> **Exercise details**
Repeat the records below exactly.
** begin Extracted material **
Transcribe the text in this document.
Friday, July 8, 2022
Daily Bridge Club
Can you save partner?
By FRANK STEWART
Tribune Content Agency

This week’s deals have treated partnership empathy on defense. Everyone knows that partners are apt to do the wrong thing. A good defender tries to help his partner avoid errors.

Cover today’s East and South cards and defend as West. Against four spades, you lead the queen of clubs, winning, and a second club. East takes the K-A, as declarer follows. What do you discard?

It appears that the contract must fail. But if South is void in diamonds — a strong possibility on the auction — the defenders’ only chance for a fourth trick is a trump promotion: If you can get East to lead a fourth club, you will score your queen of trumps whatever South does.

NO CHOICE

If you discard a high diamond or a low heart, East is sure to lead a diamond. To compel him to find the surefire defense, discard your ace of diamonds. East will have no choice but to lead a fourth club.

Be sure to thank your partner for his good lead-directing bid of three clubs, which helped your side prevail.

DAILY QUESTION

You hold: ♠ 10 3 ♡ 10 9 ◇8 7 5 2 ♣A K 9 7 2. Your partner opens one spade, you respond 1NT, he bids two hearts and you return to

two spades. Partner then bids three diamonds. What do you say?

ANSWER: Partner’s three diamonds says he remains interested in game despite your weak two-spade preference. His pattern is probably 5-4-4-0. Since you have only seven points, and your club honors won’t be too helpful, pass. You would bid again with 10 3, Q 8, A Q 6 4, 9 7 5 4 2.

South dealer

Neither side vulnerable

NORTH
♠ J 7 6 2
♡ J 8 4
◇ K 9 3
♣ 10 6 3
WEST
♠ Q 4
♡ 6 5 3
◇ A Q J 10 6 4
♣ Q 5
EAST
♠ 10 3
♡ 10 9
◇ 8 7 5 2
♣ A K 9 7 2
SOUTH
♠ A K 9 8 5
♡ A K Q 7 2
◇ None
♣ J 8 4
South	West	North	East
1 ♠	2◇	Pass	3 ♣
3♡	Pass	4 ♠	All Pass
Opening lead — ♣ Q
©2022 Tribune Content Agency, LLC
** end Extracted material **
> **Task answer**
Transcribe the text in this document.
Friday, July 8, 2022
Daily Bridge Club
Can you save partner?
By FRANK STEWART
Tribune Content Agency

This week’s deals have treated partnership empathy on defense. Everyone knows that partners are apt to do the wrong thing. A good defender tries to help his partner avoid errors.

Cover today’s East and South cards and defend as West. Against four spades, you lead the queen of clubs, winning, and a second club. East takes the K-A, as declarer follows. What do you discard?

It appears that the contract must fail. But if South is void in diamonds — a strong possibility on the auction — the defenders’ only chance for a fourth trick is a trump promotion: If you can get East to lead a fourth club, you will score your queen of trumps whatever South does.

NO CHOICE

If you discard a high diamond or a low heart, East is sure to lead a diamond. To compel him to find the surefire defense, discard your ace of diamonds. East will have no choice but to lead a fourth club.

Be sure to thank your partner for his good lead-directing bid of three clubs, which helped your side prevail.

DAILY QUESTION

You hold: ♠ 10 3 ♡ 10 9 ◇8 7 5 2 ♣A K 9 7 2. Your partner opens one spade, you respond 1NT, he bids two hearts and you return to

two spades. Partner then bids three diamonds. What do you say?

ANSWER: Partner’s three diamonds says he remains interested in game despite your weak two-spade preference. His pattern is probably 5-4-4-0. Since you have only seven points, and your club honors won’t be too helpful, pass. You would bid again with 10 3, Q 8, A Q 6 4, 9 7 5 4 2.

South dealer

Neither side vulnerable

NORTH
♠ J 7 6 2
♡ J 8 4
◇ K 9 3
♣ 10 6 3
WEST
♠ Q 4
♡ 6 5 3
◇ A Q J 10 6 4
♣ Q 5
EAST
♠ 10 3
♡ 10 9
◇ 8 7 5 2
♣ A K 9 7 2
SOUTH
♠ A K 9 8 5
♡ A K Q 7 2
◇ None
♣ J 8 4
South	West	North	East
1 ♠	2◇	Pass	3 ♣
3♡	Pass	4 ♠	All Pass
Opening lead — ♣ Q
©2022 Tribune Content Agency, LLC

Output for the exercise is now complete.